- **What the task requires**
Exactly reproduce all the records, keeping pictures out of the copy.

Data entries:
[start]

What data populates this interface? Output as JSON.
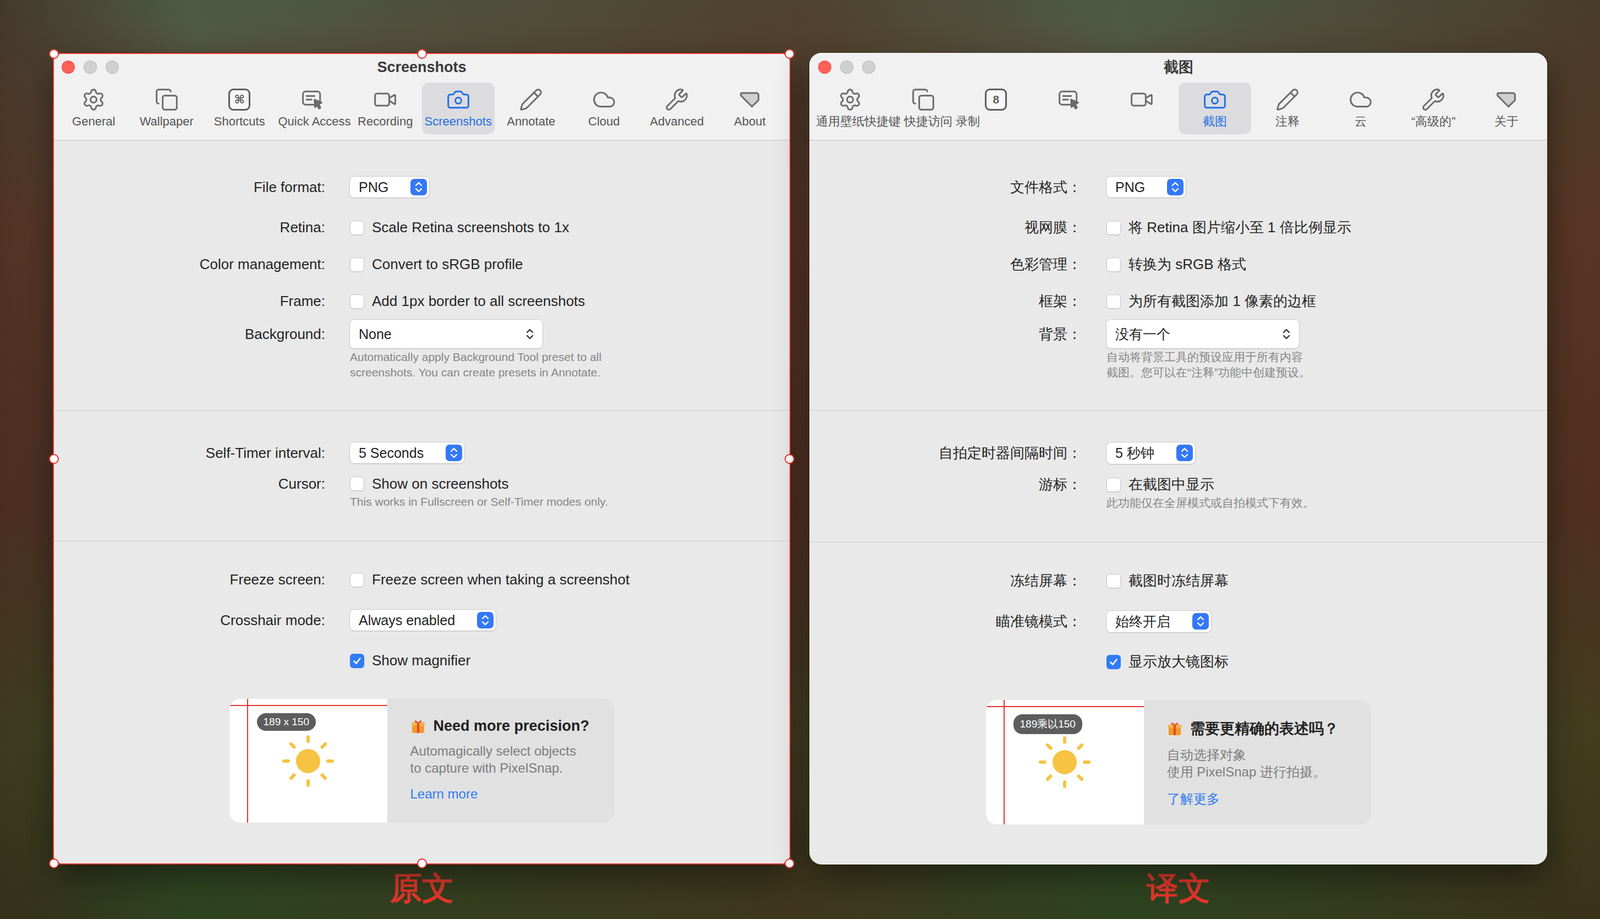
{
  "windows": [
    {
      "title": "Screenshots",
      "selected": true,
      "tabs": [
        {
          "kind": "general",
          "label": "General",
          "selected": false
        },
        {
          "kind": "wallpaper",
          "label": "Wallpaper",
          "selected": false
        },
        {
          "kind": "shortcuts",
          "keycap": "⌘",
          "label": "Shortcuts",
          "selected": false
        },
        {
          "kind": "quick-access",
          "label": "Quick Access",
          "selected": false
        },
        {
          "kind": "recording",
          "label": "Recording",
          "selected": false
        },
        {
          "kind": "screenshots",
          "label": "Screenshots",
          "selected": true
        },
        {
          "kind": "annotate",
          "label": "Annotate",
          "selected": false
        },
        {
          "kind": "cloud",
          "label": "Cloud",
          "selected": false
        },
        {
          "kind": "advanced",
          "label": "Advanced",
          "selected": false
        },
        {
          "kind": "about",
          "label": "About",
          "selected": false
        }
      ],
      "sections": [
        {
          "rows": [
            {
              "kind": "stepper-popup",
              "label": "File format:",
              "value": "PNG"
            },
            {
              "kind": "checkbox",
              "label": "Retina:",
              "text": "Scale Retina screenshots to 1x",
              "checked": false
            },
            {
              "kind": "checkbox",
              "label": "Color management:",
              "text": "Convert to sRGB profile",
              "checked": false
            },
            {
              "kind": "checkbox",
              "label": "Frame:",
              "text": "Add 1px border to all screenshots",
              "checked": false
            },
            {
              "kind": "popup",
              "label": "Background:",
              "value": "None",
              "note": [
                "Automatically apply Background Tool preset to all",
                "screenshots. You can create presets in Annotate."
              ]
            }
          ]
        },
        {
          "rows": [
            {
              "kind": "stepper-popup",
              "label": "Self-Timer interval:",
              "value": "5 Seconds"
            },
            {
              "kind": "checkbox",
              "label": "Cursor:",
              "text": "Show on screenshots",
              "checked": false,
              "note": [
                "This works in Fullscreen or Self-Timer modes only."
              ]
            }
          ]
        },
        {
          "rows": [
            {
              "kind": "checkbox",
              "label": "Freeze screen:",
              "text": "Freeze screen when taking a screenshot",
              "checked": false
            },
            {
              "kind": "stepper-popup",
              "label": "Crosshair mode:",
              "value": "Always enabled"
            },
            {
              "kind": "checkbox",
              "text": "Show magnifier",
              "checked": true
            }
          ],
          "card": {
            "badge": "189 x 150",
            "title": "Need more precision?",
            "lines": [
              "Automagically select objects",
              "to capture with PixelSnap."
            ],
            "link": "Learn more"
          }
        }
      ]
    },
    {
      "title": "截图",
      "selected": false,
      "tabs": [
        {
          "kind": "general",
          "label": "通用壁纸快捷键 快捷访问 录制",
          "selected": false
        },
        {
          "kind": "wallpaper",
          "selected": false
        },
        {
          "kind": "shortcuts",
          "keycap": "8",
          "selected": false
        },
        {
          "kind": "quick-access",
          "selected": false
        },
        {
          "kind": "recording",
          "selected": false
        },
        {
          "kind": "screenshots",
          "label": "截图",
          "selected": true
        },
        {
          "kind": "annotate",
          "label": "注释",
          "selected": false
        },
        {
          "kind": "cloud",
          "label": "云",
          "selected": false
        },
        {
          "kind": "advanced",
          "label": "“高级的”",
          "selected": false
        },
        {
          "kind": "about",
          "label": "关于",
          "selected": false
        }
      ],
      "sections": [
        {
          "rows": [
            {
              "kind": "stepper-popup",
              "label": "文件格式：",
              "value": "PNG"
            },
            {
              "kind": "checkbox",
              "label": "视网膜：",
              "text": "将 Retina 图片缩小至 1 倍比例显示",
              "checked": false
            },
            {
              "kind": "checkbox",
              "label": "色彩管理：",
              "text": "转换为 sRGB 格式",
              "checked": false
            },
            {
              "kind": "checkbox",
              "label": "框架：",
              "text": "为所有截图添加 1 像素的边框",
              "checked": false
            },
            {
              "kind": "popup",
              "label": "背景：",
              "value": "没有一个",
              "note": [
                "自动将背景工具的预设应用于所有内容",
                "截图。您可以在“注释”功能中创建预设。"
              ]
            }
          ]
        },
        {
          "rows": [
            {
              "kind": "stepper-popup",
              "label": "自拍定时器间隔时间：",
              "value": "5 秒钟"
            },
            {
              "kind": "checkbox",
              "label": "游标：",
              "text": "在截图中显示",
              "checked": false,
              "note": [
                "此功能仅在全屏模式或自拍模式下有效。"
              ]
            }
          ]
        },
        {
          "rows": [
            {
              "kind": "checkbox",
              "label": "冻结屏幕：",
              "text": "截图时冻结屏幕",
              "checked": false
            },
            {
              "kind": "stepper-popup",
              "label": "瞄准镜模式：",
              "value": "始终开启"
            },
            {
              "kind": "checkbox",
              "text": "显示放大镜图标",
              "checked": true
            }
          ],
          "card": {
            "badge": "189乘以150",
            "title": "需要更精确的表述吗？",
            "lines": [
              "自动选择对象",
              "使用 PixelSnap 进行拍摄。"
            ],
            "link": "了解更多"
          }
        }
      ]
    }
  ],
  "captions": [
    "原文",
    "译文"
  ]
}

[end]

- **Correct result**
What data populates this interface? Output as JSON.
{
  "windows": [
    {
      "title": "Screenshots",
      "selected": true,
      "tabs": [
        {
          "kind": "general",
          "label": "General",
          "selected": false
        },
        {
          "kind": "wallpaper",
          "label": "Wallpaper",
          "selected": false
        },
        {
          "kind": "shortcuts",
          "keycap": "⌘",
          "label": "Shortcuts",
          "selected": false
        },
        {
          "kind": "quick-access",
          "label": "Quick Access",
          "selected": false
        },
        {
          "kind": "recording",
          "label": "Recording",
          "selected": false
        },
        {
          "kind": "screenshots",
          "label": "Screenshots",
          "selected": true
        },
        {
          "kind": "annotate",
          "label": "Annotate",
          "selected": false
        },
        {
          "kind": "cloud",
          "label": "Cloud",
          "selected": false
        },
        {
          "kind": "advanced",
          "label": "Advanced",
          "selected": false
        },
        {
          "kind": "about",
          "label": "About",
          "selected": false
        }
      ],
      "sections": [
        {
          "rows": [
            {
              "kind": "stepper-popup",
              "label": "File format:",
              "value": "PNG"
            },
            {
              "kind": "checkbox",
              "label": "Retina:",
              "text": "Scale Retina screenshots to 1x",
              "checked": false
            },
            {
              "kind": "checkbox",
              "label": "Color management:",
              "text": "Convert to sRGB profile",
              "checked": false
            },
            {
              "kind": "checkbox",
              "label": "Frame:",
              "text": "Add 1px border to all screenshots",
              "checked": false
            },
            {
              "kind": "popup",
              "label": "Background:",
              "value": "None",
              "note": [
                "Automatically apply Background Tool preset to all",
                "screenshots. You can create presets in Annotate."
              ]
            }
          ]
        },
        {
          "rows": [
            {
              "kind": "stepper-popup",
              "label": "Self-Timer interval:",
              "value": "5 Seconds"
            },
            {
              "kind": "checkbox",
              "label": "Cursor:",
              "text": "Show on screenshots",
              "checked": false,
              "note": [
                "This works in Fullscreen or Self-Timer modes only."
              ]
            }
          ]
        },
        {
          "rows": [
            {
              "kind": "checkbox",
              "label": "Freeze screen:",
              "text": "Freeze screen when taking a screenshot",
              "checked": false
            },
            {
              "kind": "stepper-popup",
              "label": "Crosshair mode:",
              "value": "Always enabled"
            },
            {
              "kind": "checkbox",
              "text": "Show magnifier",
              "checked": true
            }
          ],
          "card": {
            "badge": "189 x 150",
            "title": "Need more precision?",
            "lines": [
              "Automagically select objects",
              "to capture with PixelSnap."
            ],
            "link": "Learn more"
          }
        }
      ]
    },
    {
      "title": "截图",
      "selected": false,
      "tabs": [
        {
          "kind": "general",
          "label": "通用壁纸快捷键 快捷访问 录制",
          "selected": false
        },
        {
          "kind": "wallpaper",
          "selected": false
        },
        {
          "kind": "shortcuts",
          "keycap": "8",
          "selected": false
        },
        {
          "kind": "quick-access",
          "selected": false
        },
        {
          "kind": "recording",
          "selected": false
        },
        {
          "kind": "screenshots",
          "label": "截图",
          "selected": true
        },
        {
          "kind": "annotate",
          "label": "注释",
          "selected": false
        },
        {
          "kind": "cloud",
          "label": "云",
          "selected": false
        },
        {
          "kind": "advanced",
          "label": "“高级的”",
          "selected": false
        },
        {
          "kind": "about",
          "label": "关于",
          "selected": false
        }
      ],
      "sections": [
        {
          "rows": [
            {
              "kind": "stepper-popup",
              "label": "文件格式：",
              "value": "PNG"
            },
            {
              "kind": "checkbox",
              "label": "视网膜：",
              "text": "将 Retina 图片缩小至 1 倍比例显示",
              "checked": false
            },
            {
              "kind": "checkbox",
              "label": "色彩管理：",
              "text": "转换为 sRGB 格式",
              "checked": false
            },
            {
              "kind": "checkbox",
              "label": "框架：",
              "text": "为所有截图添加 1 像素的边框",
              "checked": false
            },
            {
              "kind": "popup",
              "label": "背景：",
              "value": "没有一个",
              "note": [
                "自动将背景工具的预设应用于所有内容",
                "截图。您可以在“注释”功能中创建预设。"
              ]
            }
          ]
        },
        {
          "rows": [
            {
              "kind": "stepper-popup",
              "label": "自拍定时器间隔时间：",
              "value": "5 秒钟"
            },
            {
              "kind": "checkbox",
              "label": "游标：",
              "text": "在截图中显示",
              "checked": false,
              "note": [
                "此功能仅在全屏模式或自拍模式下有效。"
              ]
            }
          ]
        },
        {
          "rows": [
            {
              "kind": "checkbox",
              "label": "冻结屏幕：",
              "text": "截图时冻结屏幕",
              "checked": false
            },
            {
              "kind": "stepper-popup",
              "label": "瞄准镜模式：",
              "value": "始终开启"
            },
            {
              "kind": "checkbox",
              "text": "显示放大镜图标",
              "checked": true
            }
          ],
          "card": {
            "badge": "189乘以150",
            "title": "需要更精确的表述吗？",
            "lines": [
              "自动选择对象",
              "使用 PixelSnap 进行拍摄。"
            ],
            "link": "了解更多"
          }
        }
      ]
    }
  ],
  "captions": [
    "原文",
    "译文"
  ]
}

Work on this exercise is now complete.